• _Required work_
Check each line of the material. Copy those containing "actin".

• _Stored records_
┌──
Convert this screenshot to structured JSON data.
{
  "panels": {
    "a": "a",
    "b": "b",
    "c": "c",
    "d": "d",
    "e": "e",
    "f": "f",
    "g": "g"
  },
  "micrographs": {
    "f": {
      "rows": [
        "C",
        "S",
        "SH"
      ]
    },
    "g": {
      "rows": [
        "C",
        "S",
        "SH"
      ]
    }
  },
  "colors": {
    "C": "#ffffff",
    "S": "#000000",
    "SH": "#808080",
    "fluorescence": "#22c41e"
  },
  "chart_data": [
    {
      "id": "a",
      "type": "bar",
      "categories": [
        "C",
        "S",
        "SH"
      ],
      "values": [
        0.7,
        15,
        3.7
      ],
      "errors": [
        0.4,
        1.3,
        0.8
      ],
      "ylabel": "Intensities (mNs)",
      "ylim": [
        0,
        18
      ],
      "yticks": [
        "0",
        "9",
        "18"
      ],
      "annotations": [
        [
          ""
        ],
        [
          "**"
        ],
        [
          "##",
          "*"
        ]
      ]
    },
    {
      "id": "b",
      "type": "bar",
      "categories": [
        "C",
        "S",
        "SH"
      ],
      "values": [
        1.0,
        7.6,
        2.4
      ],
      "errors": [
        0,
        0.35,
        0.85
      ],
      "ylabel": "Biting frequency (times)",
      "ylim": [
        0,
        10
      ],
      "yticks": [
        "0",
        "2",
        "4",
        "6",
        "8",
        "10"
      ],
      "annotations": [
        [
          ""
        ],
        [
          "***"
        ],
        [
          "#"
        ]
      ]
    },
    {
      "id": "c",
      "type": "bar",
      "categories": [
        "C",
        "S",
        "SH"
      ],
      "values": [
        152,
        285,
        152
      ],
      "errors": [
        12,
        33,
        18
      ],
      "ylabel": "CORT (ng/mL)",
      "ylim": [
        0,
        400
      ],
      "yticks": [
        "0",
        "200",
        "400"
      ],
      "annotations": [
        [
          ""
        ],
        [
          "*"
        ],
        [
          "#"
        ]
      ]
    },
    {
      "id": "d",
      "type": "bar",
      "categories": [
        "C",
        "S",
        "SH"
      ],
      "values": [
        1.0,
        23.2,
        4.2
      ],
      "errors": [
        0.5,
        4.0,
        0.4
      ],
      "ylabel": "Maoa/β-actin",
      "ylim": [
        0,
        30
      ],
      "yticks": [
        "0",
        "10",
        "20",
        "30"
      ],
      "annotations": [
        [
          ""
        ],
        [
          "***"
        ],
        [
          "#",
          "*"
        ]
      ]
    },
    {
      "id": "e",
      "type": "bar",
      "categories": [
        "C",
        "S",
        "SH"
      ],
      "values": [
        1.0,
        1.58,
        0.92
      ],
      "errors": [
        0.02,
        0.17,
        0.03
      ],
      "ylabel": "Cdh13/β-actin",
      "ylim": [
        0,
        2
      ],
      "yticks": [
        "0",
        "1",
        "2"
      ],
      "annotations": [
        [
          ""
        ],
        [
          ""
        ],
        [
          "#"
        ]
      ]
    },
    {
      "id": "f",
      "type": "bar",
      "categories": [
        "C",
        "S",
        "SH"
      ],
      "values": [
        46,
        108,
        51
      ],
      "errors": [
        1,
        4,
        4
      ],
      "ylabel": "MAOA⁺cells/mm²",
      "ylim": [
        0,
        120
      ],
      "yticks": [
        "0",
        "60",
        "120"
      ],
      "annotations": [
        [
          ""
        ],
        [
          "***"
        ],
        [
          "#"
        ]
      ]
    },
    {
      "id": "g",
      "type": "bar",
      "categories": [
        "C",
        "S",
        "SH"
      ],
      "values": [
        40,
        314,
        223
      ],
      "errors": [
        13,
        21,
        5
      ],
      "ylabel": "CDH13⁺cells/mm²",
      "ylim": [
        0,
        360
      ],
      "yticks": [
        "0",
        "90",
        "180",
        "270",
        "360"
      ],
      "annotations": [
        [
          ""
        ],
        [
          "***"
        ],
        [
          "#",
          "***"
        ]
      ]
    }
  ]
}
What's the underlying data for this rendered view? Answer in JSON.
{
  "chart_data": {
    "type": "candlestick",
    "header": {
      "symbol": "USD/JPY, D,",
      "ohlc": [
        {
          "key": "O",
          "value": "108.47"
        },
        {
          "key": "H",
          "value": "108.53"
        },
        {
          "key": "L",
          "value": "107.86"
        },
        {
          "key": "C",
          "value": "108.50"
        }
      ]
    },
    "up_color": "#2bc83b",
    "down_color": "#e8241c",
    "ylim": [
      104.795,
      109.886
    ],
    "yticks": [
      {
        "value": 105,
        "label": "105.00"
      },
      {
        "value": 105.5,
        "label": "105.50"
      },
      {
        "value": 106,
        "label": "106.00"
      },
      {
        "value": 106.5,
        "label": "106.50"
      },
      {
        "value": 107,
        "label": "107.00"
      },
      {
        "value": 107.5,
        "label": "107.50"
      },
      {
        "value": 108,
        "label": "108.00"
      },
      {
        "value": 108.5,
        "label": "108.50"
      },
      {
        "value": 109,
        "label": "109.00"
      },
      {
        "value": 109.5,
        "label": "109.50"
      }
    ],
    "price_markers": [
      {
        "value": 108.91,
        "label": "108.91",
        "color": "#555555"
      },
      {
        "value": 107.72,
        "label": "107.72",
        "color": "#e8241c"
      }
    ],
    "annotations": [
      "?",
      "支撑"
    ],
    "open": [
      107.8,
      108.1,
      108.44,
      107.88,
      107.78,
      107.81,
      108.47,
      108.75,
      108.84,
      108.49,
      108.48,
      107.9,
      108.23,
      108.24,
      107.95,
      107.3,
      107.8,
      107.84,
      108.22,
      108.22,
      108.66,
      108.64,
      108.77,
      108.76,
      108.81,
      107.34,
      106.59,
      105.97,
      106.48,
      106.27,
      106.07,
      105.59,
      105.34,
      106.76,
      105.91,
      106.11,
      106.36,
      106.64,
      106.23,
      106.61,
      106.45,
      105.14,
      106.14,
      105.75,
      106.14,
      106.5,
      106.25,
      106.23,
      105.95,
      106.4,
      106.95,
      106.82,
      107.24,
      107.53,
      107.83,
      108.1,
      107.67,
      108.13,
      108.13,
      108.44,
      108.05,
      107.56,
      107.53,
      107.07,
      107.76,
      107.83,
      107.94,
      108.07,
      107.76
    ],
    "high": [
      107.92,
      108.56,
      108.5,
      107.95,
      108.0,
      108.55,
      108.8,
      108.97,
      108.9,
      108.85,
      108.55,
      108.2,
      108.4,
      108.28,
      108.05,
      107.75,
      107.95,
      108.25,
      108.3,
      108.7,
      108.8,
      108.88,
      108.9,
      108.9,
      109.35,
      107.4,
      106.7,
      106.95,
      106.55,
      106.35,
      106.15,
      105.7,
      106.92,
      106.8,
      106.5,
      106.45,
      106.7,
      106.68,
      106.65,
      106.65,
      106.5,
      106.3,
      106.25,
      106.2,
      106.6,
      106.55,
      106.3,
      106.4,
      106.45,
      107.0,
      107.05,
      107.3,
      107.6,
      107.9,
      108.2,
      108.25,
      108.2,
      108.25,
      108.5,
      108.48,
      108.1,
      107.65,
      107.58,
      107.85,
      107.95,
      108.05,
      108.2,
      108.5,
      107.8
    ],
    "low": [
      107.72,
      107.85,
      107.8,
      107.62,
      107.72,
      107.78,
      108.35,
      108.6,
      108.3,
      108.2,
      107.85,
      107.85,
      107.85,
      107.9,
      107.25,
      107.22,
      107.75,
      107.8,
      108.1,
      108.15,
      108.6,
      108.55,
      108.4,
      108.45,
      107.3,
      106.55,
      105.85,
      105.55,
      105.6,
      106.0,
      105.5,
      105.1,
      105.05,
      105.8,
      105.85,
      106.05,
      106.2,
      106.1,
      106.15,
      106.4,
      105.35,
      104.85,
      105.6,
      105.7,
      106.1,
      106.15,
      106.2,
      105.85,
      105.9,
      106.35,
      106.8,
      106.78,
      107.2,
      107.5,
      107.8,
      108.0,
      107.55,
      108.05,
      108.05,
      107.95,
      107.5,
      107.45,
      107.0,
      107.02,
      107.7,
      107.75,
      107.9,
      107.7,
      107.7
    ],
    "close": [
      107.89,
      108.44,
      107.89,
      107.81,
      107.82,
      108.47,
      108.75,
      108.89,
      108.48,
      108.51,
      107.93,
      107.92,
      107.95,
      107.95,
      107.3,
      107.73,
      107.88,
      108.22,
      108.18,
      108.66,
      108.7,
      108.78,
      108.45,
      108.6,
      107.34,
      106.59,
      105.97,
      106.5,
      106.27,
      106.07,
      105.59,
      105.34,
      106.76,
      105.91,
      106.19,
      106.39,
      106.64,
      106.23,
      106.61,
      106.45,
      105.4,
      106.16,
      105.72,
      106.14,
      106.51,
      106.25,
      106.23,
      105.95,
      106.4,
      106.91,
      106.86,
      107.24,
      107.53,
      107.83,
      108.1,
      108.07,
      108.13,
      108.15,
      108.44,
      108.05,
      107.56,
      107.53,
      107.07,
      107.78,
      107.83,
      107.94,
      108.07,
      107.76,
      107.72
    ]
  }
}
└──
• _Exercise output_
      "ylabel": "Maoa/β-actin",
      "ylabel": "Cdh13/β-actin",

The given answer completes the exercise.